=== TASK TO COMPLETE ===
Repeat every record below exactly, leaving out the pictures.

───── PROVIDED DATA

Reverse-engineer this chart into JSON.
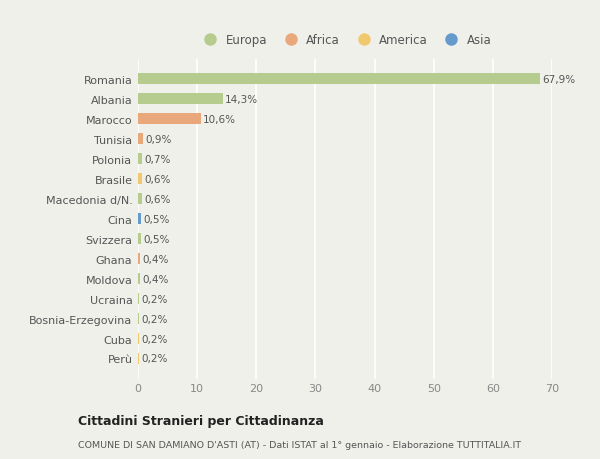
{
  "countries": [
    "Romania",
    "Albania",
    "Marocco",
    "Tunisia",
    "Polonia",
    "Brasile",
    "Macedonia d/N.",
    "Cina",
    "Svizzera",
    "Ghana",
    "Moldova",
    "Ucraina",
    "Bosnia-Erzegovina",
    "Cuba",
    "Perù"
  ],
  "values": [
    67.9,
    14.3,
    10.6,
    0.9,
    0.7,
    0.6,
    0.6,
    0.5,
    0.5,
    0.4,
    0.4,
    0.2,
    0.2,
    0.2,
    0.2
  ],
  "labels": [
    "67,9%",
    "14,3%",
    "10,6%",
    "0,9%",
    "0,7%",
    "0,6%",
    "0,6%",
    "0,5%",
    "0,5%",
    "0,4%",
    "0,4%",
    "0,2%",
    "0,2%",
    "0,2%",
    "0,2%"
  ],
  "continents": [
    "Europa",
    "Europa",
    "Africa",
    "Africa",
    "Europa",
    "America",
    "Europa",
    "Asia",
    "Europa",
    "Africa",
    "Europa",
    "Europa",
    "Europa",
    "America",
    "America"
  ],
  "colors": {
    "Europa": "#b5cc8e",
    "Africa": "#e8a87c",
    "America": "#f0c96e",
    "Asia": "#6699cc"
  },
  "background_color": "#f0f0eb",
  "title": "Cittadini Stranieri per Cittadinanza",
  "subtitle": "COMUNE DI SAN DAMIANO D'ASTI (AT) - Dati ISTAT al 1° gennaio - Elaborazione TUTTITALIA.IT",
  "xlim": [
    0,
    70
  ],
  "xticks": [
    0,
    10,
    20,
    30,
    40,
    50,
    60,
    70
  ],
  "legend_order": [
    "Europa",
    "Africa",
    "America",
    "Asia"
  ]
}
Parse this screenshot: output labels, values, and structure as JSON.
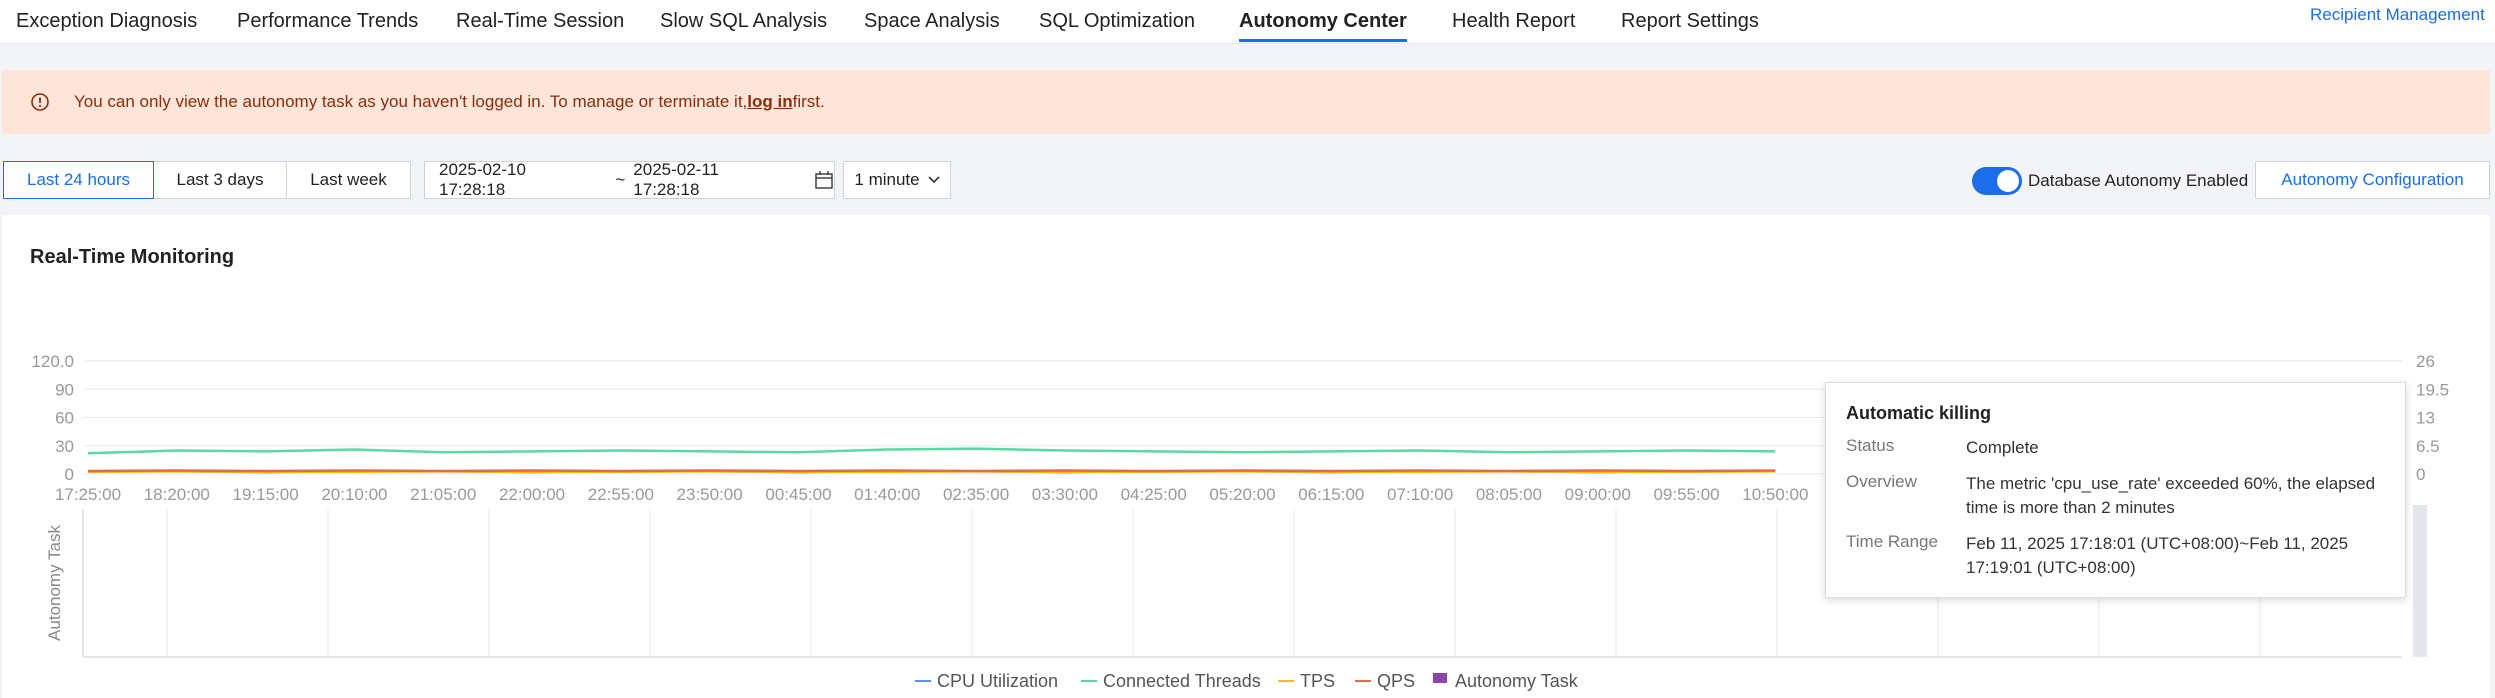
{
  "tabs": [
    "Exception Diagnosis",
    "Performance Trends",
    "Real-Time Session",
    "Slow SQL Analysis",
    "Space Analysis",
    "SQL Optimization",
    "Autonomy Center",
    "Health Report",
    "Report Settings"
  ],
  "recipient_link": "Recipient Management",
  "alert": {
    "text": "You can only view the autonomy task as you haven't logged in. To manage or terminate it,",
    "link": "log in",
    "after": "first."
  },
  "toolbar": {
    "ranges": [
      "Last 24 hours",
      "Last 3 days",
      "Last week"
    ],
    "start": "2025-02-10 17:28:18",
    "separator": "~",
    "end": "2025-02-11 17:28:18",
    "granularity": "1 minute",
    "toggle_label": "Database Autonomy Enabled",
    "config_button": "Autonomy Configuration"
  },
  "card_title": "Real-Time Monitoring",
  "chart_data": {
    "type": "line",
    "categories": [
      "17:25:00",
      "18:20:00",
      "19:15:00",
      "20:10:00",
      "21:05:00",
      "22:00:00",
      "22:55:00",
      "23:50:00",
      "00:45:00",
      "01:40:00",
      "02:35:00",
      "03:30:00",
      "04:25:00",
      "05:20:00",
      "06:15:00",
      "07:10:00",
      "08:05:00",
      "09:00:00",
      "09:55:00",
      "10:50:00",
      null,
      null,
      null,
      null,
      null,
      null,
      null
    ],
    "ylim": [
      0,
      120
    ],
    "yticks": [
      0,
      30,
      60,
      90,
      {
        "value": 120,
        "label": "120.0"
      }
    ],
    "y2lim": [
      0,
      26
    ],
    "y2ticks": [
      0,
      6.5,
      13,
      19.5,
      26
    ],
    "lower_axis_label": "Autonomy Task",
    "series": [
      {
        "name": "CPU Utilization",
        "color": "#5b8ff9",
        "values": [
          3,
          3,
          2,
          3,
          3,
          2,
          3,
          3,
          2,
          3,
          3,
          2,
          3,
          3,
          2,
          3,
          3,
          2,
          3,
          3,
          null,
          null,
          null,
          null,
          null,
          null,
          null
        ]
      },
      {
        "name": "Connected Threads",
        "color": "#5ad8a6",
        "values": [
          22,
          25,
          24,
          26,
          23,
          24,
          25,
          24,
          23,
          26,
          27,
          25,
          24,
          23,
          24,
          25,
          23,
          24,
          25,
          24,
          null,
          null,
          null,
          null,
          null,
          null,
          null
        ]
      },
      {
        "name": "TPS",
        "color": "#f6bd16",
        "axis": "y2",
        "values": [
          0.5,
          0.6,
          0.5,
          0.5,
          0.6,
          0.5,
          0.5,
          0.6,
          0.5,
          0.5,
          0.6,
          0.5,
          0.5,
          0.6,
          0.5,
          0.5,
          0.6,
          0.5,
          0.5,
          0.6,
          null,
          null,
          null,
          null,
          null,
          null,
          null
        ]
      },
      {
        "name": "QPS",
        "color": "#e8684a",
        "axis": "y2",
        "values": [
          0.7,
          0.8,
          0.7,
          0.8,
          0.7,
          0.8,
          0.7,
          0.8,
          0.7,
          0.8,
          0.7,
          0.8,
          0.7,
          0.8,
          0.7,
          0.8,
          0.7,
          0.8,
          0.7,
          0.8,
          null,
          null,
          null,
          null,
          null,
          null,
          null
        ]
      },
      {
        "name": "Autonomy Task",
        "color": "#8e44ad",
        "values": [
          null,
          null,
          null,
          null,
          null,
          null,
          null,
          null,
          null,
          null,
          null,
          null,
          null,
          null,
          null,
          null,
          null,
          null,
          null,
          null,
          null,
          null,
          null,
          null,
          null,
          null,
          null
        ]
      }
    ]
  },
  "tooltip": {
    "title": "Automatic killing",
    "rows": [
      [
        "Status",
        "Complete"
      ],
      [
        "Overview",
        "The metric 'cpu_use_rate' exceeded 60%, the elapsed time is more than 2 minutes"
      ],
      [
        "Time Range",
        "Feb 11, 2025 17:18:01 (UTC+08:00)~Feb 11, 2025 17:19:01 (UTC+08:00)"
      ]
    ]
  }
}
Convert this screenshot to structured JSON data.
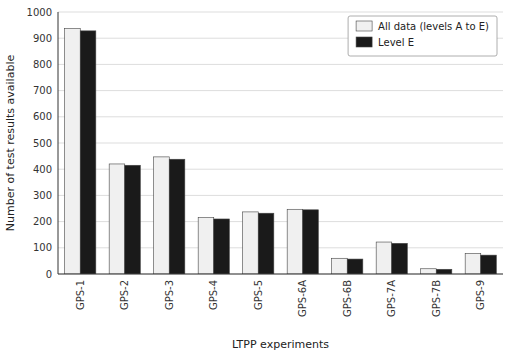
{
  "chart_data": {
    "type": "bar",
    "xlabel": "LTPP experiments",
    "ylabel": "Number of test results available",
    "categories": [
      "GPS-1",
      "GPS-2",
      "GPS-3",
      "GPS-4",
      "GPS-5",
      "GPS-6A",
      "GPS-6B",
      "GPS-7A",
      "GPS-7B",
      "GPS-9"
    ],
    "series": [
      {
        "name": "All data (levels A to E)",
        "color": "#f0f0f0",
        "values": [
          937,
          420,
          447,
          215,
          237,
          247,
          60,
          122,
          20,
          78
        ]
      },
      {
        "name": "Level E",
        "color": "#1a1a1a",
        "values": [
          928,
          415,
          438,
          210,
          232,
          245,
          57,
          117,
          18,
          72
        ]
      }
    ],
    "ylim": [
      0,
      1000
    ],
    "yticks": [
      0,
      100,
      200,
      300,
      400,
      500,
      600,
      700,
      800,
      900,
      1000
    ],
    "grid": true,
    "legend": "upper right"
  }
}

──────────

=== ANSWER TO THIS PROBLEM ===
Reverse-engineer this chart into JSON.
{
  "countries": [
    "Romania",
    "Albania",
    "Marocco",
    "Tunisia",
    "Polonia",
    "Brasile",
    "Macedonia d/N.",
    "Cina",
    "Svizzera",
    "Ghana",
    "Moldova",
    "Ucraina",
    "Bosnia-Erzegovina",
    "Cuba",
    "Perù"
  ],
  "values": [
    67.9,
    14.3,
    10.6,
    0.9,
    0.7,
    0.6,
    0.6,
    0.5,
    0.5,
    0.4,
    0.4,
    0.2,
    0.2,
    0.2,
    0.2
  ],
  "labels": [
    "67,9%",
    "14,3%",
    "10,6%",
    "0,9%",
    "0,7%",
    "0,6%",
    "0,6%",
    "0,5%",
    "0,5%",
    "0,4%",
    "0,4%",
    "0,2%",
    "0,2%",
    "0,2%",
    "0,2%"
  ],
  "continents": [
    "Europa",
    "Europa",
    "Africa",
    "Africa",
    "Europa",
    "America",
    "Europa",
    "Asia",
    "Europa",
    "Africa",
    "Europa",
    "Europa",
    "Europa",
    "America",
    "America"
  ],
  "colors": {
    "Europa": "#b5cc8e",
    "Africa": "#e8a87c",
    "America": "#f0c96e",
    "Asia": "#6699cc"
  },
  "background_color": "#f0f0eb",
  "title": "Cittadini Stranieri per Cittadinanza",
  "subtitle": "COMUNE DI SAN DAMIANO D'ASTI (AT) - Dati ISTAT al 1° gennaio - Elaborazione TUTTITALIA.IT",
  "xlim": [
    0,
    70
  ],
  "xticks": [
    0,
    10,
    20,
    30,
    40,
    50,
    60,
    70
  ],
  "legend_order": [
    "Europa",
    "Africa",
    "America",
    "Asia"
  ]
}
Parse this screenshot: output labels, values, and structure as JSON.
{
  "tabs": [
    "Exception Diagnosis",
    "Performance Trends",
    "Real-Time Session",
    "Slow SQL Analysis",
    "Space Analysis",
    "SQL Optimization",
    "Autonomy Center",
    "Health Report",
    "Report Settings"
  ],
  "recipient_link": "Recipient Management",
  "alert": {
    "text": "You can only view the autonomy task as you haven't logged in. To manage or terminate it,",
    "link": "log in",
    "after": "first."
  },
  "toolbar": {
    "ranges": [
      "Last 24 hours",
      "Last 3 days",
      "Last week"
    ],
    "start": "2025-02-10 17:28:18",
    "separator": "~",
    "end": "2025-02-11 17:28:18",
    "granularity": "1 minute",
    "toggle_label": "Database Autonomy Enabled",
    "config_button": "Autonomy Configuration"
  },
  "card_title": "Real-Time Monitoring",
  "chart_data": {
    "type": "line",
    "categories": [
      "17:25:00",
      "18:20:00",
      "19:15:00",
      "20:10:00",
      "21:05:00",
      "22:00:00",
      "22:55:00",
      "23:50:00",
      "00:45:00",
      "01:40:00",
      "02:35:00",
      "03:30:00",
      "04:25:00",
      "05:20:00",
      "06:15:00",
      "07:10:00",
      "08:05:00",
      "09:00:00",
      "09:55:00",
      "10:50:00",
      null,
      null,
      null,
      null,
      null,
      null,
      null
    ],
    "ylim": [
      0,
      120
    ],
    "yticks": [
      0,
      30,
      60,
      90,
      {
        "value": 120,
        "label": "120.0"
      }
    ],
    "y2lim": [
      0,
      26
    ],
    "y2ticks": [
      0,
      6.5,
      13,
      19.5,
      26
    ],
    "lower_axis_label": "Autonomy Task",
    "series": [
      {
        "name": "CPU Utilization",
        "color": "#5b8ff9",
        "values": [
          3,
          3,
          2,
          3,
          3,
          2,
          3,
          3,
          2,
          3,
          3,
          2,
          3,
          3,
          2,
          3,
          3,
          2,
          3,
          3,
          null,
          null,
          null,
          null,
          null,
          null,
          null
        ]
      },
      {
        "name": "Connected Threads",
        "color": "#5ad8a6",
        "values": [
          22,
          25,
          24,
          26,
          23,
          24,
          25,
          24,
          23,
          26,
          27,
          25,
          24,
          23,
          24,
          25,
          23,
          24,
          25,
          24,
          null,
          null,
          null,
          null,
          null,
          null,
          null
        ]
      },
      {
        "name": "TPS",
        "color": "#f6bd16",
        "axis": "y2",
        "values": [
          0.5,
          0.6,
          0.5,
          0.5,
          0.6,
          0.5,
          0.5,
          0.6,
          0.5,
          0.5,
          0.6,
          0.5,
          0.5,
          0.6,
          0.5,
          0.5,
          0.6,
          0.5,
          0.5,
          0.6,
          null,
          null,
          null,
          null,
          null,
          null,
          null
        ]
      },
      {
        "name": "QPS",
        "color": "#e8684a",
        "axis": "y2",
        "values": [
          0.7,
          0.8,
          0.7,
          0.8,
          0.7,
          0.8,
          0.7,
          0.8,
          0.7,
          0.8,
          0.7,
          0.8,
          0.7,
          0.8,
          0.7,
          0.8,
          0.7,
          0.8,
          0.7,
          0.8,
          null,
          null,
          null,
          null,
          null,
          null,
          null
        ]
      },
      {
        "name": "Autonomy Task",
        "color": "#8e44ad",
        "values": [
          null,
          null,
          null,
          null,
          null,
          null,
          null,
          null,
          null,
          null,
          null,
          null,
          null,
          null,
          null,
          null,
          null,
          null,
          null,
          null,
          null,
          null,
          null,
          null,
          null,
          null,
          null
        ]
      }
    ]
  },
  "tooltip": {
    "title": "Automatic killing",
    "rows": [
      [
        "Status",
        "Complete"
      ],
      [
        "Overview",
        "The metric 'cpu_use_rate' exceeded 60%, the elapsed time is more than 2 minutes"
      ],
      [
        "Time Range",
        "Feb 11, 2025 17:18:01 (UTC+08:00)~Feb 11, 2025 17:19:01 (UTC+08:00)"
      ]
    ]
  }
}
Convert this screenshot to structured JSON data.
{
  "chart_data": {
    "type": "bar",
    "xlabel": "LTPP experiments",
    "ylabel": "Number of test results available",
    "categories": [
      "GPS-1",
      "GPS-2",
      "GPS-3",
      "GPS-4",
      "GPS-5",
      "GPS-6A",
      "GPS-6B",
      "GPS-7A",
      "GPS-7B",
      "GPS-9"
    ],
    "series": [
      {
        "name": "All data (levels A to E)",
        "color": "#f0f0f0",
        "values": [
          937,
          420,
          447,
          215,
          237,
          247,
          60,
          122,
          20,
          78
        ]
      },
      {
        "name": "Level E",
        "color": "#1a1a1a",
        "values": [
          928,
          415,
          438,
          210,
          232,
          245,
          57,
          117,
          18,
          72
        ]
      }
    ],
    "ylim": [
      0,
      1000
    ],
    "yticks": [
      0,
      100,
      200,
      300,
      400,
      500,
      600,
      700,
      800,
      900,
      1000
    ],
    "grid": true,
    "legend": "upper right"
  }
}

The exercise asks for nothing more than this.